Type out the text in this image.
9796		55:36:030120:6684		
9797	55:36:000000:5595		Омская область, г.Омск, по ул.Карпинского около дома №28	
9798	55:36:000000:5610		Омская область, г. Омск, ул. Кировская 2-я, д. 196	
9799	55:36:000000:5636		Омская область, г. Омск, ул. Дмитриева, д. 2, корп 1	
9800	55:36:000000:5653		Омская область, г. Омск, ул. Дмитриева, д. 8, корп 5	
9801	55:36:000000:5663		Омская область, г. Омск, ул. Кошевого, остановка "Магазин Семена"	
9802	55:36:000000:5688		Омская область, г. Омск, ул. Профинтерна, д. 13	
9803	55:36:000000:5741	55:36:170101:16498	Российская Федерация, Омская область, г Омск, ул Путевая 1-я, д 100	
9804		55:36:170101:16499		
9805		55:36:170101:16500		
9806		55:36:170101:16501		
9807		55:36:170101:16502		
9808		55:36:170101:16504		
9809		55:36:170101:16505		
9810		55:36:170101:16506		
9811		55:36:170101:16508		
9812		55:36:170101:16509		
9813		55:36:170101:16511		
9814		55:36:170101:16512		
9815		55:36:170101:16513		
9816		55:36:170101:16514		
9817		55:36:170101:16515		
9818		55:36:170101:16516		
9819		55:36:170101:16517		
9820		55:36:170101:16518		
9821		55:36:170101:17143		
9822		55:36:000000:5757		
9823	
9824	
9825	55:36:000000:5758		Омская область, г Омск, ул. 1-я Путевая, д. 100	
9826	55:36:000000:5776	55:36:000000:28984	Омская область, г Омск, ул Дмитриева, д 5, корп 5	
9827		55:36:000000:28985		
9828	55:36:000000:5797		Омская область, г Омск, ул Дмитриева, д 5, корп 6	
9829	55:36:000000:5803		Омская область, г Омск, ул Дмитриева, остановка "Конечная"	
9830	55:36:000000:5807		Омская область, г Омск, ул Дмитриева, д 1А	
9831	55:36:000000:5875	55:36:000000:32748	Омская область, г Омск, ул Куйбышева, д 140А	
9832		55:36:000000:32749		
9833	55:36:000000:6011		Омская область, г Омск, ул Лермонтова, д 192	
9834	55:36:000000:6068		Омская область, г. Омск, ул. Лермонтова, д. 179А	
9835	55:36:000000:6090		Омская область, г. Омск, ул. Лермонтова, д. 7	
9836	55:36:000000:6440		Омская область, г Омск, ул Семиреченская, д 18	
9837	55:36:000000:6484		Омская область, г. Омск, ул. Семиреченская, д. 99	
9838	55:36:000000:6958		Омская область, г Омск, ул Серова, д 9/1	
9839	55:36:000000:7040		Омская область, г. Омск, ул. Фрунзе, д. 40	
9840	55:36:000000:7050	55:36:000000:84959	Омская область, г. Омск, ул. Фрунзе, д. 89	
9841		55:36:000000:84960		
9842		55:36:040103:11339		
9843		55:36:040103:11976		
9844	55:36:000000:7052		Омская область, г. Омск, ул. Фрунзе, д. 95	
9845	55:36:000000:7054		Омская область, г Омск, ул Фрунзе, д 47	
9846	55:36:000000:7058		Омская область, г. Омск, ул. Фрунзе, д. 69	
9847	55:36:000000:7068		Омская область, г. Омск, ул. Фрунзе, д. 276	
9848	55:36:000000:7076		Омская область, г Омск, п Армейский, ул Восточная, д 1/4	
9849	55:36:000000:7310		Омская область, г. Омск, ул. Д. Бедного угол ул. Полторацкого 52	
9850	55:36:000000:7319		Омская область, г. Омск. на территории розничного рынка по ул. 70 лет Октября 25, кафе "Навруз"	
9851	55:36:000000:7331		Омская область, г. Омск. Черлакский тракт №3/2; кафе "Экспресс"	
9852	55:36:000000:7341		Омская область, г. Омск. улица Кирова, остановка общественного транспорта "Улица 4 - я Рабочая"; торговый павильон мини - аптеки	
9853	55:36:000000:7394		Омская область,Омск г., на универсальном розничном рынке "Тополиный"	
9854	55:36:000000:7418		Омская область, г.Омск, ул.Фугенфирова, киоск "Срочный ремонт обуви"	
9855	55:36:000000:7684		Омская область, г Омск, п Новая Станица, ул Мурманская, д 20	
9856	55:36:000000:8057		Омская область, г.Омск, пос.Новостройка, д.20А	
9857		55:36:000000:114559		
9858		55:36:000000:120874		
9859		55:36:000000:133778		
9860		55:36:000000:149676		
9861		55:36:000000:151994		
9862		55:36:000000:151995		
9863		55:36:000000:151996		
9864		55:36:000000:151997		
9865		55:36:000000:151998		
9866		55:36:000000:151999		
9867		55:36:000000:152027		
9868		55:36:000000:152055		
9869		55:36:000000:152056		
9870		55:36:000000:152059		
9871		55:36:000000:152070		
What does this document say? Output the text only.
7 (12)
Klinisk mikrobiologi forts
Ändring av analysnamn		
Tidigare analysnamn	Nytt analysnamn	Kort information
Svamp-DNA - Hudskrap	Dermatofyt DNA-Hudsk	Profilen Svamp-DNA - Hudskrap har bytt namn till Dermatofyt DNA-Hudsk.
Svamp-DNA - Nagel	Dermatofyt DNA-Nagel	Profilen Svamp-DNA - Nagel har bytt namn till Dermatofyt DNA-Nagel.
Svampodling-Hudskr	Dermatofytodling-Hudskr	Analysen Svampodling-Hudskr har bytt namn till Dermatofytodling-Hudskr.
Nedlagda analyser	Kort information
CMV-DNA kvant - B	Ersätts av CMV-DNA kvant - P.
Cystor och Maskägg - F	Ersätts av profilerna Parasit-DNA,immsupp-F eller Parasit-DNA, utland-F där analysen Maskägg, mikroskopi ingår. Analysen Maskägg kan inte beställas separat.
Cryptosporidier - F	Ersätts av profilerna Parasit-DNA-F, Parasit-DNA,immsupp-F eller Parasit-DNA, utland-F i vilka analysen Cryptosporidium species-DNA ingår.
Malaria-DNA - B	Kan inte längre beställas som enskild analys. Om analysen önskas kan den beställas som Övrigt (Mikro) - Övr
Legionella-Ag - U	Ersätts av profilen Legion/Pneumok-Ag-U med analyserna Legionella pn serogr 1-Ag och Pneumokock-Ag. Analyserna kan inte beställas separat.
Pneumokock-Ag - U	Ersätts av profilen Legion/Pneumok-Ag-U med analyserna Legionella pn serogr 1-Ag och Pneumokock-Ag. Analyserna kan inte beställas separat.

=-=-=-=-=

#### WHAT YOU SHOULD DO
Retype the material in full, character for character.

#### RESPONSE FOR THIS EXERCISE
Type out the text in this image.
9796		55:36:030120:6684		
9797	55:36:000000:5595		Омская область, г.Омск, по ул.Карпинского около дома №28	
9798	55:36:000000:5610		Омская область, г. Омск, ул. Кировская 2-я, д. 196	
9799	55:36:000000:5636		Омская область, г. Омск, ул. Дмитриева, д. 2, корп 1	
9800	55:36:000000:5653		Омская область, г. Омск, ул. Дмитриева, д. 8, корп 5	
9801	55:36:000000:5663		Омская область, г. Омск, ул. Кошевого, остановка "Магазин Семена"	
9802	55:36:000000:5688		Омская область, г. Омск, ул. Профинтерна, д. 13	
9803	55:36:000000:5741	55:36:170101:16498	Российская Федерация, Омская область, г Омск, ул Путевая 1-я, д 100	
9804		55:36:170101:16499		
9805		55:36:170101:16500		
9806		55:36:170101:16501		
9807		55:36:170101:16502		
9808		55:36:170101:16504		
9809		55:36:170101:16505		
9810		55:36:170101:16506		
9811		55:36:170101:16508		
9812		55:36:170101:16509		
9813		55:36:170101:16511		
9814		55:36:170101:16512		
9815		55:36:170101:16513		
9816		55:36:170101:16514		
9817		55:36:170101:16515		
9818		55:36:170101:16516		
9819		55:36:170101:16517		
9820		55:36:170101:16518		
9821		55:36:170101:17143		
9822		55:36:000000:5757		
9823	
9824	
9825	55:36:000000:5758		Омская область, г Омск, ул. 1-я Путевая, д. 100	
9826	55:36:000000:5776	55:36:000000:28984	Омская область, г Омск, ул Дмитриева, д 5, корп 5	
9827		55:36:000000:28985		
9828	55:36:000000:5797		Омская область, г Омск, ул Дмитриева, д 5, корп 6	
9829	55:36:000000:5803		Омская область, г Омск, ул Дмитриева, остановка "Конечная"	
9830	55:36:000000:5807		Омская область, г Омск, ул Дмитриева, д 1А	
9831	55:36:000000:5875	55:36:000000:32748	Омская область, г Омск, ул Куйбышева, д 140А	
9832		55:36:000000:32749		
9833	55:36:000000:6011		Омская область, г Омск, ул Лермонтова, д 192	
9834	55:36:000000:6068		Омская область, г. Омск, ул. Лермонтова, д. 179А	
9835	55:36:000000:6090		Омская область, г. Омск, ул. Лермонтова, д. 7	
9836	55:36:000000:6440		Омская область, г Омск, ул Семиреченская, д 18	
9837	55:36:000000:6484		Омская область, г. Омск, ул. Семиреченская, д. 99	
9838	55:36:000000:6958		Омская область, г Омск, ул Серова, д 9/1	
9839	55:36:000000:7040		Омская область, г. Омск, ул. Фрунзе, д. 40	
9840	55:36:000000:7050	55:36:000000:84959	Омская область, г. Омск, ул. Фрунзе, д. 89	
9841		55:36:000000:84960		
9842		55:36:040103:11339		
9843		55:36:040103:11976		
9844	55:36:000000:7052		Омская область, г. Омск, ул. Фрунзе, д. 95	
9845	55:36:000000:7054		Омская область, г Омск, ул Фрунзе, д 47	
9846	55:36:000000:7058		Омская область, г. Омск, ул. Фрунзе, д. 69	
9847	55:36:000000:7068		Омская область, г. Омск, ул. Фрунзе, д. 276	
9848	55:36:000000:7076		Омская область, г Омск, п Армейский, ул Восточная, д 1/4	
9849	55:36:000000:7310		Омская область, г. Омск, ул. Д. Бедного угол ул. Полторацкого 52	
9850	55:36:000000:7319		Омская область, г. Омск. на территории розничного рынка по ул. 70 лет Октября 25, кафе "Навруз"	
9851	55:36:000000:7331		Омская область, г. Омск. Черлакский тракт №3/2; кафе "Экспресс"	
9852	55:36:000000:7341		Омская область, г. Омск. улица Кирова, остановка общественного транспорта "Улица 4 - я Рабочая"; торговый павильон мини - аптеки	
9853	55:36:000000:7394		Омская область,Омск г., на универсальном розничном рынке "Тополиный"	
9854	55:36:000000:7418		Омская область, г.Омск, ул.Фугенфирова, киоск "Срочный ремонт обуви"	
9855	55:36:000000:7684		Омская область, г Омск, п Новая Станица, ул Мурманская, д 20	
9856	55:36:000000:8057		Омская область, г.Омск, пос.Новостройка, д.20А	
9857		55:36:000000:114559		
9858		55:36:000000:120874		
9859		55:36:000000:133778		
9860		55:36:000000:149676		
9861		55:36:000000:151994		
9862		55:36:000000:151995		
9863		55:36:000000:151996		
9864		55:36:000000:151997		
9865		55:36:000000:151998		
9866		55:36:000000:151999		
9867		55:36:000000:152027		
9868		55:36:000000:152055		
9869		55:36:000000:152056		
9870		55:36:000000:152059		
9871		55:36:000000:152070		
What does this document say? Output the text only.
7 (12)
Klinisk mikrobiologi forts
Ändring av analysnamn		
Tidigare analysnamn	Nytt analysnamn	Kort information
Svamp-DNA - Hudskrap	Dermatofyt DNA-Hudsk	Profilen Svamp-DNA - Hudskrap har bytt namn till Dermatofyt DNA-Hudsk.
Svamp-DNA - Nagel	Dermatofyt DNA-Nagel	Profilen Svamp-DNA - Nagel har bytt namn till Dermatofyt DNA-Nagel.
Svampodling-Hudskr	Dermatofytodling-Hudskr	Analysen Svampodling-Hudskr har bytt namn till Dermatofytodling-Hudskr.
Nedlagda analyser	Kort information
CMV-DNA kvant - B	Ersätts av CMV-DNA kvant - P.
Cystor och Maskägg - F	Ersätts av profilerna Parasit-DNA,immsupp-F eller Parasit-DNA, utland-F där analysen Maskägg, mikroskopi ingår. Analysen Maskägg kan inte beställas separat.
Cryptosporidier - F	Ersätts av profilerna Parasit-DNA-F, Parasit-DNA,immsupp-F eller Parasit-DNA, utland-F i vilka analysen Cryptosporidium species-DNA ingår.
Malaria-DNA - B	Kan inte längre beställas som enskild analys. Om analysen önskas kan den beställas som Övrigt (Mikro) - Övr
Legionella-Ag - U	Ersätts av profilen Legion/Pneumok-Ag-U med analyserna Legionella pn serogr 1-Ag och Pneumokock-Ag. Analyserna kan inte beställas separat.
Pneumokock-Ag - U	Ersätts av profilen Legion/Pneumok-Ag-U med analyserna Legionella pn serogr 1-Ag och Pneumokock-Ag. Analyserna kan inte beställas separat.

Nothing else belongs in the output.